*Data records*

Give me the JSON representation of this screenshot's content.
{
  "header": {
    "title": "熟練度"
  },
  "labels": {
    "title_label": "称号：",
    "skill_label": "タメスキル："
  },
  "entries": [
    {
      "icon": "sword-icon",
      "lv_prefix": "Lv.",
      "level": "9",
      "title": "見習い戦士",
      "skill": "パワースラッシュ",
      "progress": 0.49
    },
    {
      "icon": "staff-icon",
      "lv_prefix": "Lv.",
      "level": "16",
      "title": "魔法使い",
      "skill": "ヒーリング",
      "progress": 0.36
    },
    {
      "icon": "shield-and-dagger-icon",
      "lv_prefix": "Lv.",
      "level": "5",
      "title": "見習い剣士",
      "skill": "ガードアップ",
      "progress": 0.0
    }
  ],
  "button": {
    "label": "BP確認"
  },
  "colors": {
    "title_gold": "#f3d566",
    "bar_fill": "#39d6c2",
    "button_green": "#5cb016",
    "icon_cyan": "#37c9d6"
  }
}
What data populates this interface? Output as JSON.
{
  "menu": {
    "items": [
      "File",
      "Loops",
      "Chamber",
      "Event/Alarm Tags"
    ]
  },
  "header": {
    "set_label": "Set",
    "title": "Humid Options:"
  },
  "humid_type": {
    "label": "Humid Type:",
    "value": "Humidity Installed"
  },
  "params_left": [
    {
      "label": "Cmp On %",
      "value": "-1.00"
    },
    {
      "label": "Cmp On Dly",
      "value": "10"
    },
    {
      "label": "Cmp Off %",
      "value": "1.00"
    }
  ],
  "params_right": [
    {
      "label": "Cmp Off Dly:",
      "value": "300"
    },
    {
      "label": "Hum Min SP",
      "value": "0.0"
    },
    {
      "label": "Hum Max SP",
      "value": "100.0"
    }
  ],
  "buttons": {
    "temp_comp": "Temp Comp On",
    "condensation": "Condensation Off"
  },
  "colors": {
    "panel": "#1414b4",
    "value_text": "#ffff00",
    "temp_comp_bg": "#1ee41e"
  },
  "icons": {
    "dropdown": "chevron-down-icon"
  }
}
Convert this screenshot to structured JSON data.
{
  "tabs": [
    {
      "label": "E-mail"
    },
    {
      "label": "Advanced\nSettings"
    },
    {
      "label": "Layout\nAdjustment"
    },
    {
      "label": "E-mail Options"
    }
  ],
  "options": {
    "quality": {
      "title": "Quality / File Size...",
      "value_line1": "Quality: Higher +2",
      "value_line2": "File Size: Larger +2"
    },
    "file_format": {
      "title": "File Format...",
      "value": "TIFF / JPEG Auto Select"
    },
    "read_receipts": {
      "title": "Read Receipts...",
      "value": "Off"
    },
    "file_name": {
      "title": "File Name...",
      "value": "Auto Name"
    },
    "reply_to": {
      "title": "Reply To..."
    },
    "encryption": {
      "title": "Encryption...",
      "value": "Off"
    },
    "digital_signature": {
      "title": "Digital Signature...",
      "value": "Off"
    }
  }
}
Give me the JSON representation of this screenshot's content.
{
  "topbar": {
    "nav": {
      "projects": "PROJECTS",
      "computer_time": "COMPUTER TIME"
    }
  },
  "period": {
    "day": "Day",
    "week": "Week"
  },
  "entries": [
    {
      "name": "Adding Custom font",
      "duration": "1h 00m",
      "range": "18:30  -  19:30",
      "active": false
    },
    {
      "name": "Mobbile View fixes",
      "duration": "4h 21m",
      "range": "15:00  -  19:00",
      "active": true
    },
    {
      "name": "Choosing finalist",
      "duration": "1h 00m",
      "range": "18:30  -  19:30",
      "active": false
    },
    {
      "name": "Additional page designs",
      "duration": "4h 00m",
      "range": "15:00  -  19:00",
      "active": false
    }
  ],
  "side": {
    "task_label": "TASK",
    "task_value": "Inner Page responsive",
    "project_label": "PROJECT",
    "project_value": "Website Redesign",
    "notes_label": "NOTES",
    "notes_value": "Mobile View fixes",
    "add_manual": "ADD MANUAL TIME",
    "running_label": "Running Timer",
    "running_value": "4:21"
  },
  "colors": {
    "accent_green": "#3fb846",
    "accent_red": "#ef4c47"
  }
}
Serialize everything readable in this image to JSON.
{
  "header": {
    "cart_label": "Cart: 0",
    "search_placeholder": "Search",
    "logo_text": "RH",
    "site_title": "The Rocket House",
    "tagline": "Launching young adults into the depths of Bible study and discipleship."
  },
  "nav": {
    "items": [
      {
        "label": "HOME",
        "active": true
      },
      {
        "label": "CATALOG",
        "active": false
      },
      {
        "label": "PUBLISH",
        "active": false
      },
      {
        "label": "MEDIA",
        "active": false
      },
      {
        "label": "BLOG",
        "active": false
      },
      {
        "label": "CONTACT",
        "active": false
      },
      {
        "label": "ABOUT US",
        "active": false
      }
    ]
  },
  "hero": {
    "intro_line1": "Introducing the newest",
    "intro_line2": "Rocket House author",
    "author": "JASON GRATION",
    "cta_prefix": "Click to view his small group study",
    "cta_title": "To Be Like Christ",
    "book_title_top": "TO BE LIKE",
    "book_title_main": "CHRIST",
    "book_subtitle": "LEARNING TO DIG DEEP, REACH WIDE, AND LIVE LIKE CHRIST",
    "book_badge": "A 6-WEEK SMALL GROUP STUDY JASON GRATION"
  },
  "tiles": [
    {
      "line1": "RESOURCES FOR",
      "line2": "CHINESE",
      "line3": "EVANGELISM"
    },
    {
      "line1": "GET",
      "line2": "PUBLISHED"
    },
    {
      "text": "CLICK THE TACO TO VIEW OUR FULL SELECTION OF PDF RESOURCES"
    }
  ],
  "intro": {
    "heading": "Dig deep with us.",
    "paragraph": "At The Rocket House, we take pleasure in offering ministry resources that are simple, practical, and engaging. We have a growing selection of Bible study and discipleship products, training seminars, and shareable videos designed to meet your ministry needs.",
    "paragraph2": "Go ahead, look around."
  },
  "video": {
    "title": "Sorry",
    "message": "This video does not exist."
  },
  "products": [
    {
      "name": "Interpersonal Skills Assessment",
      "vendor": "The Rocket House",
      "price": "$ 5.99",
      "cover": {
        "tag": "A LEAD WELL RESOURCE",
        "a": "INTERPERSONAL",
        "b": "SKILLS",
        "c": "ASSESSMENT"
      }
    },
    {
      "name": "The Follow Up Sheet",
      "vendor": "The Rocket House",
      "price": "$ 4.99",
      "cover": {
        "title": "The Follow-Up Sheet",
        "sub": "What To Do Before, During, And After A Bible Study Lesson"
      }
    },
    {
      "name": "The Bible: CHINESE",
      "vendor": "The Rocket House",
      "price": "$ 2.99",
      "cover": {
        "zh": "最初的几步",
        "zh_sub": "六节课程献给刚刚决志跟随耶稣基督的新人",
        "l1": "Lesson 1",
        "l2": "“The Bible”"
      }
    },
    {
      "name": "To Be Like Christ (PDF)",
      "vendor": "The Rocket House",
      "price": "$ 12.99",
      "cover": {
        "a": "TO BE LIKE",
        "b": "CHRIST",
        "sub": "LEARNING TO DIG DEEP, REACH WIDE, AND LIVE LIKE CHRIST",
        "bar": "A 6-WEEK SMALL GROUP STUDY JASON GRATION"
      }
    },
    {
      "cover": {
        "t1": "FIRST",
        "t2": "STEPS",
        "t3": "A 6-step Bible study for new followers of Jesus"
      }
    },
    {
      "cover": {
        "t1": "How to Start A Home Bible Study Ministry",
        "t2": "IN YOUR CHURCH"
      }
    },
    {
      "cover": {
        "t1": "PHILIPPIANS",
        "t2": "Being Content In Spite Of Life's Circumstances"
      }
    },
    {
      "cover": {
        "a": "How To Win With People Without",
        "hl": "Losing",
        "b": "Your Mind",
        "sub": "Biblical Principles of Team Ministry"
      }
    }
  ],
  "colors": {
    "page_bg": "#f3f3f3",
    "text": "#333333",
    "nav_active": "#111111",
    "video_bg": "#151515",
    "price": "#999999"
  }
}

*What you have to do*
Read the data above and count the lines that include "products". Answer only with the count.

*Result of the exercise*
2